EXERCISE PROMPT: Below is a listing. Gather each line of it that contains "Forecast".

+++++

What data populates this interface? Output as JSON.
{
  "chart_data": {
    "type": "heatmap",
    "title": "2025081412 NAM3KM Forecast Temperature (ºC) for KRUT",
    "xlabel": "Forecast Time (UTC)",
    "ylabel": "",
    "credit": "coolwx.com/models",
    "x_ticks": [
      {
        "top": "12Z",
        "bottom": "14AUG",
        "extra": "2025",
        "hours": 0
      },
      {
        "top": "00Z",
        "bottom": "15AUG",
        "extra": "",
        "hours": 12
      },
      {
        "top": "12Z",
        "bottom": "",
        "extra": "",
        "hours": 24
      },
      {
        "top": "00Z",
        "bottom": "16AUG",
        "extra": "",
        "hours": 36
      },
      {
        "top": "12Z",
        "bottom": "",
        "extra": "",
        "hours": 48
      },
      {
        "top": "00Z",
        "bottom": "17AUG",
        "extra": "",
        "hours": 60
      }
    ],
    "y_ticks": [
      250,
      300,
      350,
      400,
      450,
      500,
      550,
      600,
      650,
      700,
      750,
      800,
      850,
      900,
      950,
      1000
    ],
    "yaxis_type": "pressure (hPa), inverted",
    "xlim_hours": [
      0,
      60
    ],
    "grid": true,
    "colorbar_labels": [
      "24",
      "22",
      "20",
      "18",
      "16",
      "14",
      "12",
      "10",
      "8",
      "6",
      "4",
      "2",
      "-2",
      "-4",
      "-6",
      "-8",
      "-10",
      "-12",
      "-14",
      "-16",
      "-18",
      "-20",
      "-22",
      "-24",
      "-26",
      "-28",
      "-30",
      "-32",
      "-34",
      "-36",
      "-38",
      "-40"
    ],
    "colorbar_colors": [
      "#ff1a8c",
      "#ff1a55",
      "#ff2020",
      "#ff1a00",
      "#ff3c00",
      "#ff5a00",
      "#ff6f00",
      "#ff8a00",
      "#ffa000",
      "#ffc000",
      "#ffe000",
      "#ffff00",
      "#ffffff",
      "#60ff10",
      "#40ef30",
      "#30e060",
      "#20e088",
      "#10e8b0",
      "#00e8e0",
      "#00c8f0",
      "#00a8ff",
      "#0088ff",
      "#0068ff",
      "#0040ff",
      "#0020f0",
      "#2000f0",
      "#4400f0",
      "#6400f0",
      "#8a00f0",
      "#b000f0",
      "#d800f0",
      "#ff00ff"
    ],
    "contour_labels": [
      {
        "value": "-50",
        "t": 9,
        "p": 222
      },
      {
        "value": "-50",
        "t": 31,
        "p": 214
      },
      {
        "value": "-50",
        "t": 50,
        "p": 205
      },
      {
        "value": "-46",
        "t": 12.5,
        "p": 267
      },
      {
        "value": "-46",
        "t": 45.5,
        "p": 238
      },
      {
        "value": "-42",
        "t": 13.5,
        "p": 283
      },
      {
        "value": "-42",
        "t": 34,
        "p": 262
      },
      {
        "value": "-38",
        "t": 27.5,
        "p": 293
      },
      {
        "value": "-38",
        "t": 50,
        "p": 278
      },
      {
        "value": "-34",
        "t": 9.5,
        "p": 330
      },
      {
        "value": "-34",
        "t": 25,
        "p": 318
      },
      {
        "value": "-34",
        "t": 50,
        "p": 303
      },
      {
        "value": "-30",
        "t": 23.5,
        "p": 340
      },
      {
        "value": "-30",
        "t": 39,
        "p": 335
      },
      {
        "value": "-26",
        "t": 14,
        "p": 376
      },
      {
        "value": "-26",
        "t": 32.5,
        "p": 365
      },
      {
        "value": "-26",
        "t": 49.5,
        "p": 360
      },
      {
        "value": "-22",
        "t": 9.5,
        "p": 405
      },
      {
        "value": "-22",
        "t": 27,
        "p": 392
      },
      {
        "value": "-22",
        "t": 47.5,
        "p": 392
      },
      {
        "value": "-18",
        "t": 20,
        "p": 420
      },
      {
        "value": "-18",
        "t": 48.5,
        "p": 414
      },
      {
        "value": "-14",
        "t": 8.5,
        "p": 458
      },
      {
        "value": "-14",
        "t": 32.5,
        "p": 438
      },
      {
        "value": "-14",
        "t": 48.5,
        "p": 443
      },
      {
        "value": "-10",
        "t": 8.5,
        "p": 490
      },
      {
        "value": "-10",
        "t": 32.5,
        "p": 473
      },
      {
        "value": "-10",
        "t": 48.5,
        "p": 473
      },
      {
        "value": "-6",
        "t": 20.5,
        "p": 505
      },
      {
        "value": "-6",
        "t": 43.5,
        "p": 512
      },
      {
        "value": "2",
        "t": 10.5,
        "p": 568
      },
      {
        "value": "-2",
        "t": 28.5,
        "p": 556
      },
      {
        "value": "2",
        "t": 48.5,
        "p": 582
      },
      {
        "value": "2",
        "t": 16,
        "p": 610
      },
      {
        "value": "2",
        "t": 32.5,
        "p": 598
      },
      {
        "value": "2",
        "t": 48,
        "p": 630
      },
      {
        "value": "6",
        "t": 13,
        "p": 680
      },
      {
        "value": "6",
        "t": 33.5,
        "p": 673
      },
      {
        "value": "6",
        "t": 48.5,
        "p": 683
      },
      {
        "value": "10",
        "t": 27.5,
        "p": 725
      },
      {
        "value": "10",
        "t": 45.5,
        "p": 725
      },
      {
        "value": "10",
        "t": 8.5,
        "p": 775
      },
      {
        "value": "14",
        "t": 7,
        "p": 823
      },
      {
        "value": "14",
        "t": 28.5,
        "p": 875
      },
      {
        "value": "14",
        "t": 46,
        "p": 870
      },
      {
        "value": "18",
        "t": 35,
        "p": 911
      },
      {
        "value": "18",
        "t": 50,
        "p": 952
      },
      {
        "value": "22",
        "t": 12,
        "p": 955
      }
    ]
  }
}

+++++

FULL SOLUTION:
    "title": "2025081412 NAM3KM Forecast Temperature (ºC) for KRUT",
    "xlabel": "Forecast Time (UTC)",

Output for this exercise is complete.